(MATERIAL TO PROCESS)
--- start ---
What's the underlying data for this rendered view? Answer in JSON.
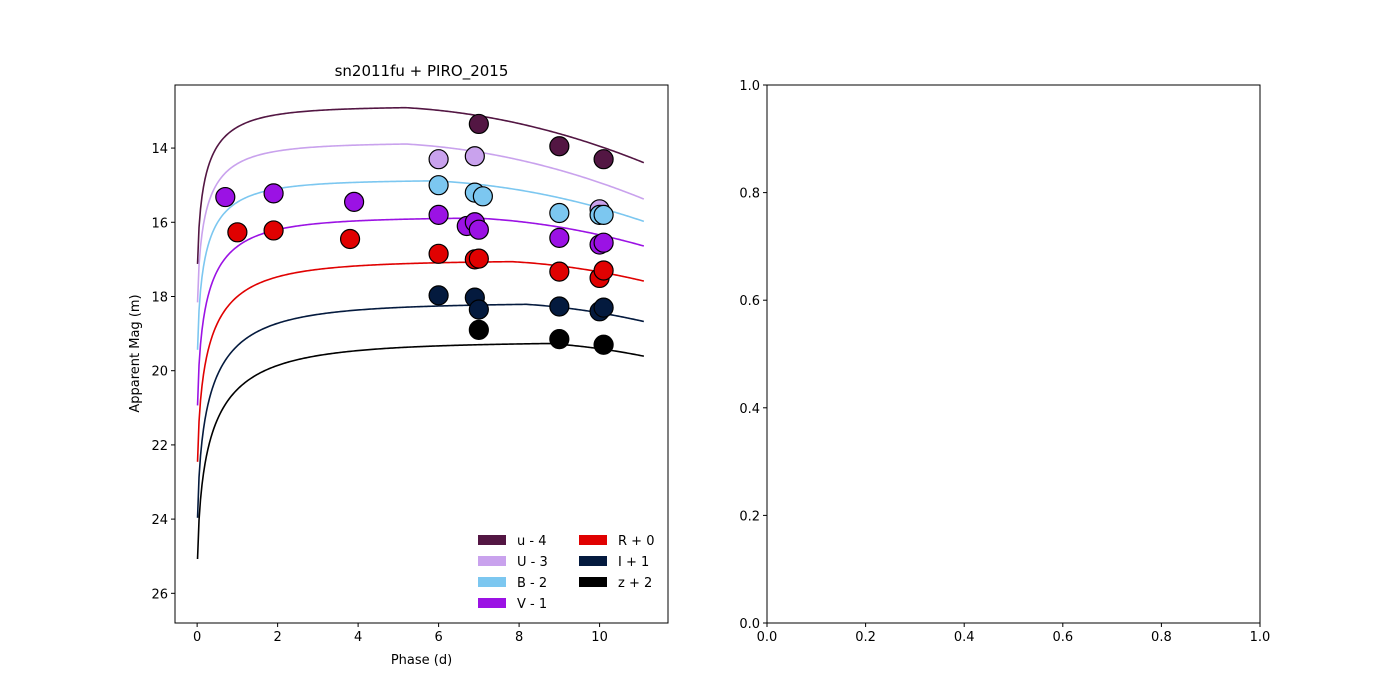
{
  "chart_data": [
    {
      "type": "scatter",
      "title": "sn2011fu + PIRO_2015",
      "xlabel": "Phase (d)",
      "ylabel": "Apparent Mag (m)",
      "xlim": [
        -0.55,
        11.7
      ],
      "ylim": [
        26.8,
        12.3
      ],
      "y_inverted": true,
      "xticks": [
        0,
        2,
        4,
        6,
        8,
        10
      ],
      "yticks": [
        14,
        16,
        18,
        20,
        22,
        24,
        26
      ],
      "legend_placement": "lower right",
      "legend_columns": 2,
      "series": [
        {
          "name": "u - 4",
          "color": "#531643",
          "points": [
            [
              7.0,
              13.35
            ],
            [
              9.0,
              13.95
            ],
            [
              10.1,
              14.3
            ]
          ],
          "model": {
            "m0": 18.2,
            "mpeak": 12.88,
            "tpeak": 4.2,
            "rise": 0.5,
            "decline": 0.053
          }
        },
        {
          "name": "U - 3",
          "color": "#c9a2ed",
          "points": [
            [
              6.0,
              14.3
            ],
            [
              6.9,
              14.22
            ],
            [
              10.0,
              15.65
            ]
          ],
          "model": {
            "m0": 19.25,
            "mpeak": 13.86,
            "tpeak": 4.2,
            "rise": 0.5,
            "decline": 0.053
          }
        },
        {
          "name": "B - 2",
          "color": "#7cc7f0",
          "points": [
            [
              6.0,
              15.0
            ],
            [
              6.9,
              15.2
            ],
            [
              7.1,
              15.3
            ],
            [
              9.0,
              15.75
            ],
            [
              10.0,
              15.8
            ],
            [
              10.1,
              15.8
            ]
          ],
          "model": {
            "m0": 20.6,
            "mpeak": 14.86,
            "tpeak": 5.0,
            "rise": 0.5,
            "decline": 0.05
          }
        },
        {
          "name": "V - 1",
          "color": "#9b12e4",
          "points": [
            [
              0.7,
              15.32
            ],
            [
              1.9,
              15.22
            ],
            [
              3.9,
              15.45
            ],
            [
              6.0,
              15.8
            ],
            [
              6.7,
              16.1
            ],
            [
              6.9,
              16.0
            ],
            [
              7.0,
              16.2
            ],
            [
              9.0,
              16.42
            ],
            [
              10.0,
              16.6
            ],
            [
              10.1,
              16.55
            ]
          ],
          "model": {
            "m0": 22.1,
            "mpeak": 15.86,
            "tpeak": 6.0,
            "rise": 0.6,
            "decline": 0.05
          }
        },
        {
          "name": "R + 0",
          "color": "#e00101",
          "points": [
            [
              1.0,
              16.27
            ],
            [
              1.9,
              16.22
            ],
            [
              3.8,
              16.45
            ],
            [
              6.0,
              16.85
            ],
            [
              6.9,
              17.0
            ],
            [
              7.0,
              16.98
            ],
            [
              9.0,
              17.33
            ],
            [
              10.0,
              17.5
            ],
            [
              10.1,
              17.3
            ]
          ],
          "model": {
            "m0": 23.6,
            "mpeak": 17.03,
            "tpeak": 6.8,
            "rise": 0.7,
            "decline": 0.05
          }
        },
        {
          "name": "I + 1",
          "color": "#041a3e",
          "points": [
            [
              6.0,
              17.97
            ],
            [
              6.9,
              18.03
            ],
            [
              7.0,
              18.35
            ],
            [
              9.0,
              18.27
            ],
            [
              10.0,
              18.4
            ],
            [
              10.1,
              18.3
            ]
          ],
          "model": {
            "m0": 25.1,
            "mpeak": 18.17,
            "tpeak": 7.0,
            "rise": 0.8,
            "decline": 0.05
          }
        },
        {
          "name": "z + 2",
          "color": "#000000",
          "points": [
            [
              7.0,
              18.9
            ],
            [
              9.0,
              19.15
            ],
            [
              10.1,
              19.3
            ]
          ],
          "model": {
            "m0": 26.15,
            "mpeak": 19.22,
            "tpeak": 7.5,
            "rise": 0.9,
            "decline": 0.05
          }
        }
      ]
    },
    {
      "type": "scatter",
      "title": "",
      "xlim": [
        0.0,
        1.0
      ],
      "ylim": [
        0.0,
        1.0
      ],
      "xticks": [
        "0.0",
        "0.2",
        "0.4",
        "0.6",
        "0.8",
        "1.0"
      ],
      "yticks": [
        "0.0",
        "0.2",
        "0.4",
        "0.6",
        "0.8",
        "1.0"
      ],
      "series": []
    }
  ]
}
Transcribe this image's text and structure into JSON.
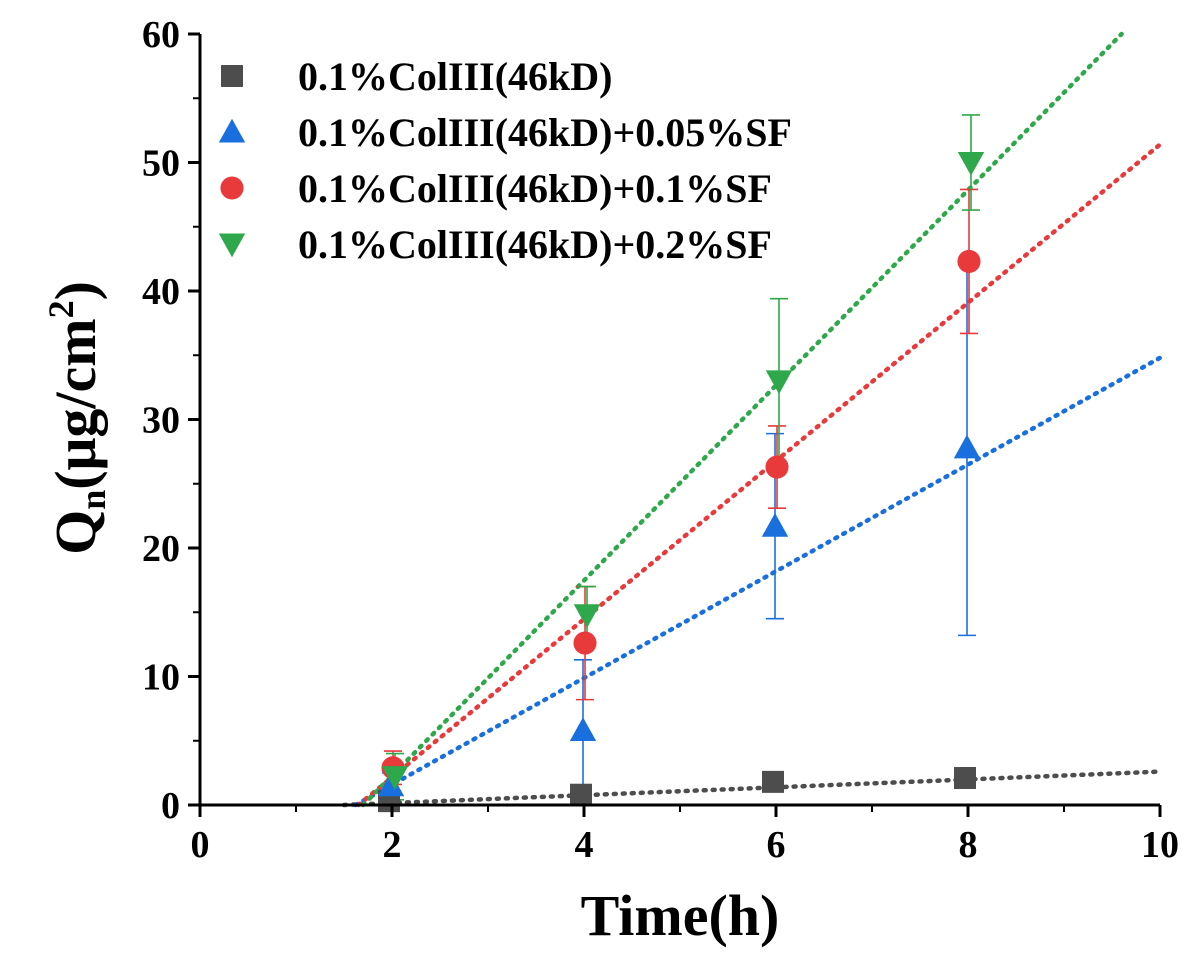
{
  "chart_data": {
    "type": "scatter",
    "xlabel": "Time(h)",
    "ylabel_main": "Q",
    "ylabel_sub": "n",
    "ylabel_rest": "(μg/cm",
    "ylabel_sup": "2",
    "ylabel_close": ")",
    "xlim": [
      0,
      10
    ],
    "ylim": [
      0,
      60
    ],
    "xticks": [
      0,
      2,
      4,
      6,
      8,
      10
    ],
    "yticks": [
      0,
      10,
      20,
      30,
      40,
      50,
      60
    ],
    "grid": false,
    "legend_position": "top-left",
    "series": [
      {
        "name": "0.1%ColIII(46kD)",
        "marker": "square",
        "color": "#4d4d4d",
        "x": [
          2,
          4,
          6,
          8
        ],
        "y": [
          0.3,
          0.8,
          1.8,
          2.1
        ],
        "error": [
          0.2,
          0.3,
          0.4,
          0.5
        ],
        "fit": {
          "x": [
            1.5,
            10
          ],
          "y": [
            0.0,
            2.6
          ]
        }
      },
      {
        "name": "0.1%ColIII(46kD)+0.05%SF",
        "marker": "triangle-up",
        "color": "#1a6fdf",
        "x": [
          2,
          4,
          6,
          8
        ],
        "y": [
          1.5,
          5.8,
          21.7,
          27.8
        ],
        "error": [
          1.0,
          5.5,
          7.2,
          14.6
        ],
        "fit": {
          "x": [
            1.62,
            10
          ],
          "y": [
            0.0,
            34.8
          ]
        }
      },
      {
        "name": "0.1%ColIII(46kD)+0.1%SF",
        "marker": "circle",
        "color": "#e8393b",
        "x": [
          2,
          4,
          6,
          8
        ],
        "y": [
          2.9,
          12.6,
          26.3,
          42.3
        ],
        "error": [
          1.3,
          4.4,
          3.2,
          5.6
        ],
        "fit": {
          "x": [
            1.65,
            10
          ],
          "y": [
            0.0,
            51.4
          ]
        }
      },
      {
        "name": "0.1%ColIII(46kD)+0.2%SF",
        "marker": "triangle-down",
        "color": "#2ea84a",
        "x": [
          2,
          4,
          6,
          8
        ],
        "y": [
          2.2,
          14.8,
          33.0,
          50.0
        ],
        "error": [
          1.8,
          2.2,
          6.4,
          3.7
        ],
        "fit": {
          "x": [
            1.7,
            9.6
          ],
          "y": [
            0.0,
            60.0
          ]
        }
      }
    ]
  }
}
--- end ---
(REQUIRED TASK) Return from the data every line that holds "rise".

(ANSWER FOR THE TASK)
            "rise": 0.5,
            "rise": 0.5,
            "rise": 0.5,
            "rise": 0.6,
            "rise": 0.7,
            "rise": 0.8,
            "rise": 0.9,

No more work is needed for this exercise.